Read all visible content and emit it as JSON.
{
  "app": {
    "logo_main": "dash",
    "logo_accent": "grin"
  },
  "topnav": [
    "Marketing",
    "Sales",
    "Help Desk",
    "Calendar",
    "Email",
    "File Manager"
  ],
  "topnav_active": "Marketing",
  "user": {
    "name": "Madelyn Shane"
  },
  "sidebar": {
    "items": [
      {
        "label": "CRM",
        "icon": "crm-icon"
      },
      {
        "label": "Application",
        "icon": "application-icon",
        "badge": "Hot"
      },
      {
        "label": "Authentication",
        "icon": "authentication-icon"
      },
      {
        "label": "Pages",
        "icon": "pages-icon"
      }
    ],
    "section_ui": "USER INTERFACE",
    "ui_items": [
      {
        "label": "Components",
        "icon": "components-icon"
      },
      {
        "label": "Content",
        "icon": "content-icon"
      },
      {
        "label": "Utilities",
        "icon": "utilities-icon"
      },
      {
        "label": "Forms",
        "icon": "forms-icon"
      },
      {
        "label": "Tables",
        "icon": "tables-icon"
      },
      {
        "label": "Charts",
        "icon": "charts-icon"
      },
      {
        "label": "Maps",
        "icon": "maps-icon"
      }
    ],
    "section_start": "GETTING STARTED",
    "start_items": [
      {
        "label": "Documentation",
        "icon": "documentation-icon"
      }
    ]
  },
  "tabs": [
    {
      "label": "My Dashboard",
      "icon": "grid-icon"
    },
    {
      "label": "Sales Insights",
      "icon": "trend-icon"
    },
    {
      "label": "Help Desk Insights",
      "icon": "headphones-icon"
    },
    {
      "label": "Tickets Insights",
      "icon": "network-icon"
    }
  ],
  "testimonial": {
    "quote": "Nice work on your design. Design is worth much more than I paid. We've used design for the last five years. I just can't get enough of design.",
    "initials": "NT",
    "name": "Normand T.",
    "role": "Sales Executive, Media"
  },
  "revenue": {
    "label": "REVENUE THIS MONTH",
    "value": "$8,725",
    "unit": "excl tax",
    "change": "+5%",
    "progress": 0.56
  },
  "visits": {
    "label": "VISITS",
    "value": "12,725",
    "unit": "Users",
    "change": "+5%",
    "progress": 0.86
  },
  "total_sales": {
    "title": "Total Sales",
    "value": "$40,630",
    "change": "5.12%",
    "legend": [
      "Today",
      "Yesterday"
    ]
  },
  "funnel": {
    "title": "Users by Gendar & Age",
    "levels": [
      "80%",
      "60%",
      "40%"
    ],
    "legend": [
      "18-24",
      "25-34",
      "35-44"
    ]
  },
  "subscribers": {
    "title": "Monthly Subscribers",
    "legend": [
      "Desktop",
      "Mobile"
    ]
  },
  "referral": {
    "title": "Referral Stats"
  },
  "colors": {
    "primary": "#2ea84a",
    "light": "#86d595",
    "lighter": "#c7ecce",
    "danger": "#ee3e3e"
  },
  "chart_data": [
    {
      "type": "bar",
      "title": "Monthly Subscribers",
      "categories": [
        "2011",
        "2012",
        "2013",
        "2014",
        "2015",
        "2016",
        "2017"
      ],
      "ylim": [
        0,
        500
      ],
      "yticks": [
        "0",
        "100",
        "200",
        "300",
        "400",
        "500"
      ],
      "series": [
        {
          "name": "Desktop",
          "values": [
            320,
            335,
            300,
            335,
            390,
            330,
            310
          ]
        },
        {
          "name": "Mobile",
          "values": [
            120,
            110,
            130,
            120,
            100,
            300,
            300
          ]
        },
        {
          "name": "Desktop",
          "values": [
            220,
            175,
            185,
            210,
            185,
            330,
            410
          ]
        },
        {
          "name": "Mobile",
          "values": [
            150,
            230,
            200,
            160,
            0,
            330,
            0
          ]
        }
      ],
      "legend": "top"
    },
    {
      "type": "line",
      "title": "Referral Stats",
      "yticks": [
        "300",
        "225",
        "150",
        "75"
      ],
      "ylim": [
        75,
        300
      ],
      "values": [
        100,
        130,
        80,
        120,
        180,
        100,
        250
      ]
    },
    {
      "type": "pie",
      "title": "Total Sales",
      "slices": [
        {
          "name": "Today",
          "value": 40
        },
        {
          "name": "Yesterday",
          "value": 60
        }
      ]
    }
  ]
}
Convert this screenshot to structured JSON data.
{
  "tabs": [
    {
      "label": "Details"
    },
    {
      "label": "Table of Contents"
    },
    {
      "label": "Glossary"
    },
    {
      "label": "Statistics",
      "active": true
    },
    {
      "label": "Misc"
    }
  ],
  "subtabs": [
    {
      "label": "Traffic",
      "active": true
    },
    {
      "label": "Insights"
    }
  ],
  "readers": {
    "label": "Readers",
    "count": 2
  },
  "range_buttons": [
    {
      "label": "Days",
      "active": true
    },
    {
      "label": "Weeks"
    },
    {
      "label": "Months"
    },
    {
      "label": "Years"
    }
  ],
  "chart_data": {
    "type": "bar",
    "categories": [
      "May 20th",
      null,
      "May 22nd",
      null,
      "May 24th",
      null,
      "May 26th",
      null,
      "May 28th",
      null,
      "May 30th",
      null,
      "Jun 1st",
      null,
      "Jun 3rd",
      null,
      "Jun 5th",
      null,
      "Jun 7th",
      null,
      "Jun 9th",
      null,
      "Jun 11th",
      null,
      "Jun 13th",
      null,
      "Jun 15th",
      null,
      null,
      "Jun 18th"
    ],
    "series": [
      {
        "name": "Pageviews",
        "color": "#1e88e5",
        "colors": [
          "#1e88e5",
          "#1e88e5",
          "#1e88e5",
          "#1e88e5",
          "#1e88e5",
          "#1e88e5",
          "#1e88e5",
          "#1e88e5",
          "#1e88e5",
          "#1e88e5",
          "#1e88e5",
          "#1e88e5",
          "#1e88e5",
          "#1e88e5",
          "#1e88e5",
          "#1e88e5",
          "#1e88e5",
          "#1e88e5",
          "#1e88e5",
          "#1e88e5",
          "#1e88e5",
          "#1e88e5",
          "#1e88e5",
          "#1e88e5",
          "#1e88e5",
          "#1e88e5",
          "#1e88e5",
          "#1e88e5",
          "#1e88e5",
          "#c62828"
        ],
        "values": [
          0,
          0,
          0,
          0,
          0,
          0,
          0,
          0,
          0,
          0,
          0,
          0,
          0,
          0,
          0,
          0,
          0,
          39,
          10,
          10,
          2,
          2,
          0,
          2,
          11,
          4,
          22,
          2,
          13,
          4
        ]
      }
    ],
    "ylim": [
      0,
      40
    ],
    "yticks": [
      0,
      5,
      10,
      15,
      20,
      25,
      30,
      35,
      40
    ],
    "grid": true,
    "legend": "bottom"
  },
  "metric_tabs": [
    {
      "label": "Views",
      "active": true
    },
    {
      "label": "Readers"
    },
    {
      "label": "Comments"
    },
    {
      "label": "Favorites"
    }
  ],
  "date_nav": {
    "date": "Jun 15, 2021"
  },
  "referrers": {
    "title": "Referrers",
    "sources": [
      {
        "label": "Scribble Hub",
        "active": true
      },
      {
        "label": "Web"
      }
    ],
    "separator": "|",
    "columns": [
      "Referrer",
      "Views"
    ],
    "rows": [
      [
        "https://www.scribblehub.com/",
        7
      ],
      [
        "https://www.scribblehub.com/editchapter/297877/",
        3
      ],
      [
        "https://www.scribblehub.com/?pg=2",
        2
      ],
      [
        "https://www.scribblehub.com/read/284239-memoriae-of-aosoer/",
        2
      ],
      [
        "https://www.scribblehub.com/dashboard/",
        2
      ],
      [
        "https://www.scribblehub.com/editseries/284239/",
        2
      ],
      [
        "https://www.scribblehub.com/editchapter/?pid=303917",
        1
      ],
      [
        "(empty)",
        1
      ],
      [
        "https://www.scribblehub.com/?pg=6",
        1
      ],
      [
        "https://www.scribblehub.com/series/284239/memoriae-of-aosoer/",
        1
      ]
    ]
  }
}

————

• _What is expected_:
In the entries above, count each line holding "memoriae" and report the total and nothing more.

• _Full answer_:
2